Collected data
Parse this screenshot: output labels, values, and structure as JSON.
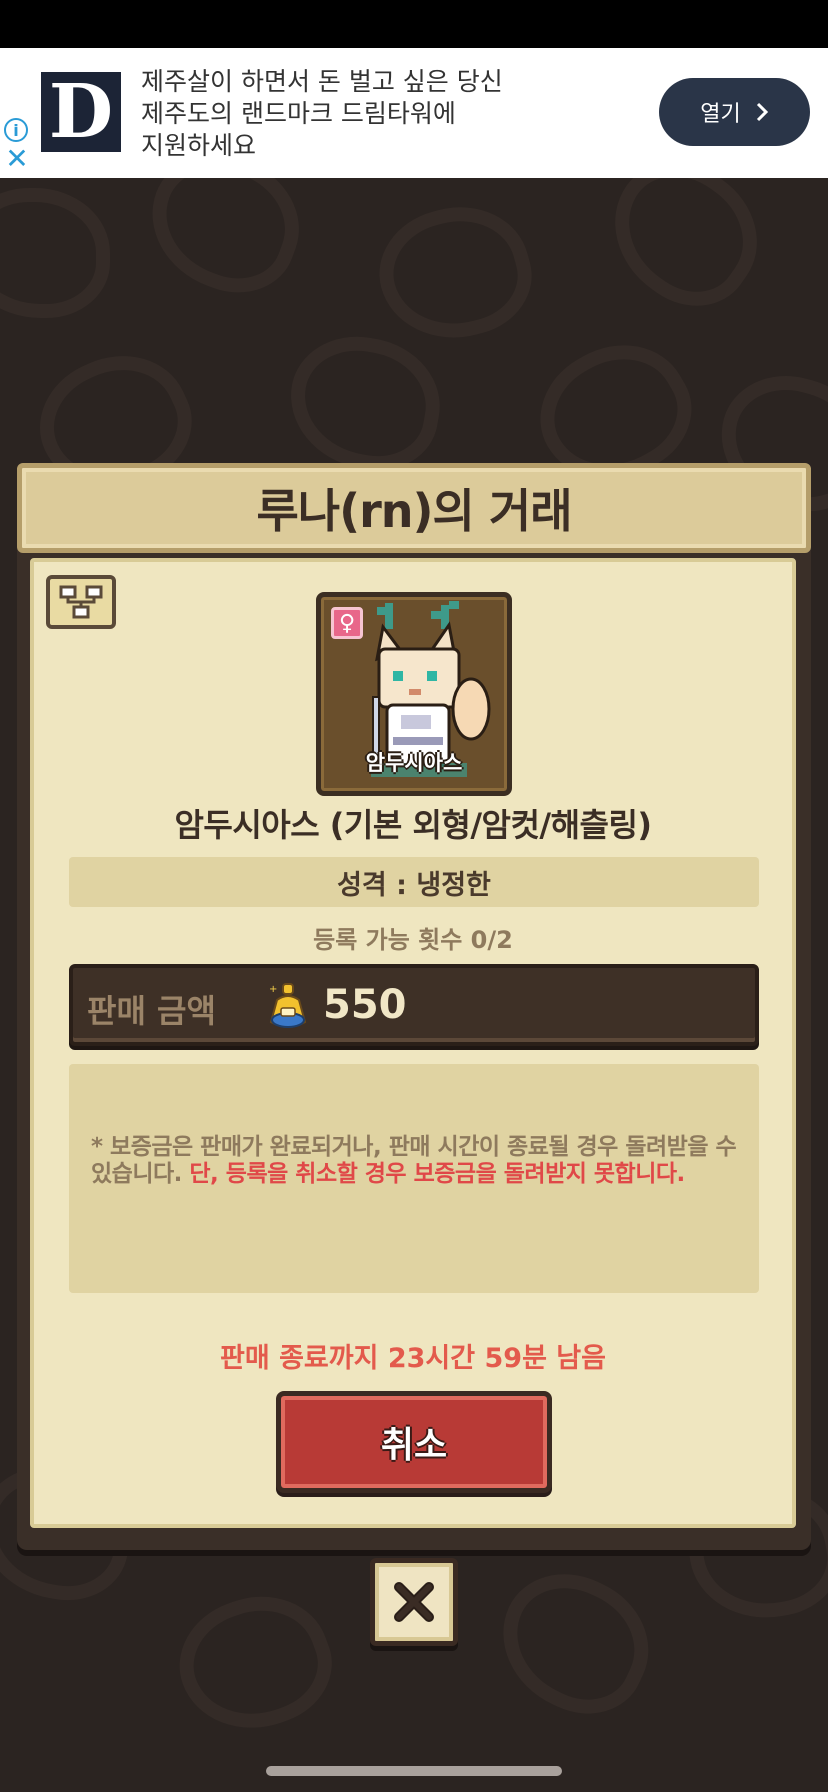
{
  "ad": {
    "logo_letter": "D",
    "text_line1": "제주살이 하면서 돈 벌고 싶은 당신",
    "text_line2": "제주도의 랜드마크 드림타워에",
    "text_line3": "지원하세요",
    "open_label": "열기"
  },
  "trade": {
    "title": "루나(rn)의 거래",
    "portrait_label": "암두시아스",
    "pet_name": "암두시아스 (기본 외형/암컷/해츨링)",
    "personality": "성격 : 냉정한",
    "registration_count": "등록 가능 횟수 0/2",
    "price_label": "판매 금액",
    "price_value": "550",
    "notice_normal": "* 보증금은 판매가 완료되거나, 판매 시간이 종료될 경우 돌려받을 수 있습니다. ",
    "notice_warning": "단, 등록을 취소할 경우 보증금을 돌려받지 못합니다.",
    "time_left": "판매 종료까지 23시간 59분 남음",
    "cancel_label": "취소"
  },
  "colors": {
    "background": "#2b2421",
    "panel": "#efe6c0",
    "cancel": "#b83a36",
    "warning": "#e04848"
  },
  "icons": {
    "gender": "female-icon",
    "tree": "family-tree-icon",
    "coin": "gold-pouch-icon",
    "close": "close-x-icon"
  }
}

- _Your instructions_: Extract every line of the data exactly; pictures stay out.

- _Full answer_:
Parse this screenshot: output labels, values, and structure as JSON.
{
  "ad": {
    "logo_letter": "D",
    "text_line1": "제주살이 하면서 돈 벌고 싶은 당신",
    "text_line2": "제주도의 랜드마크 드림타워에",
    "text_line3": "지원하세요",
    "open_label": "열기"
  },
  "trade": {
    "title": "루나(rn)의 거래",
    "portrait_label": "암두시아스",
    "pet_name": "암두시아스 (기본 외형/암컷/해츨링)",
    "personality": "성격 : 냉정한",
    "registration_count": "등록 가능 횟수 0/2",
    "price_label": "판매 금액",
    "price_value": "550",
    "notice_normal": "* 보증금은 판매가 완료되거나, 판매 시간이 종료될 경우 돌려받을 수 있습니다. ",
    "notice_warning": "단, 등록을 취소할 경우 보증금을 돌려받지 못합니다.",
    "time_left": "판매 종료까지 23시간 59분 남음",
    "cancel_label": "취소"
  },
  "colors": {
    "background": "#2b2421",
    "panel": "#efe6c0",
    "cancel": "#b83a36",
    "warning": "#e04848"
  },
  "icons": {
    "gender": "female-icon",
    "tree": "family-tree-icon",
    "coin": "gold-pouch-icon",
    "close": "close-x-icon"
  }
}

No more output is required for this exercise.